The input:
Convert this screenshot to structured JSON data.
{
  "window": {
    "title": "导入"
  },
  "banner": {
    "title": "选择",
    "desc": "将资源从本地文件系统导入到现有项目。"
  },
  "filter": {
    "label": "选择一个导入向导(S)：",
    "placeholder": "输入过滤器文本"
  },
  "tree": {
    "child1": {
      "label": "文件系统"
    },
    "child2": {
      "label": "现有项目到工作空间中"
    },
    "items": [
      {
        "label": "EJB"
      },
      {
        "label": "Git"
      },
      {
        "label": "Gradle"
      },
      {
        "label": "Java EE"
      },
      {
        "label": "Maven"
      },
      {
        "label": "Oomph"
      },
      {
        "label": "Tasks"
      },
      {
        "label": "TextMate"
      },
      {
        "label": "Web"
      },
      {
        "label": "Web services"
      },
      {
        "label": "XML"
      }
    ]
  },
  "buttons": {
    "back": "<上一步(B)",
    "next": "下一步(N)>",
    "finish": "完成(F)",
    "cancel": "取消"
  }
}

Written request:
Each record above should be returned exactly as it appears.

Task solution:
Convert this screenshot to structured JSON data.
{
  "window": {
    "title": "导入"
  },
  "banner": {
    "title": "选择",
    "desc": "将资源从本地文件系统导入到现有项目。"
  },
  "filter": {
    "label": "选择一个导入向导(S)：",
    "placeholder": "输入过滤器文本"
  },
  "tree": {
    "child1": {
      "label": "文件系统"
    },
    "child2": {
      "label": "现有项目到工作空间中"
    },
    "items": [
      {
        "label": "EJB"
      },
      {
        "label": "Git"
      },
      {
        "label": "Gradle"
      },
      {
        "label": "Java EE"
      },
      {
        "label": "Maven"
      },
      {
        "label": "Oomph"
      },
      {
        "label": "Tasks"
      },
      {
        "label": "TextMate"
      },
      {
        "label": "Web"
      },
      {
        "label": "Web services"
      },
      {
        "label": "XML"
      }
    ]
  },
  "buttons": {
    "back": "<上一步(B)",
    "next": "下一步(N)>",
    "finish": "完成(F)",
    "cancel": "取消"
  }
}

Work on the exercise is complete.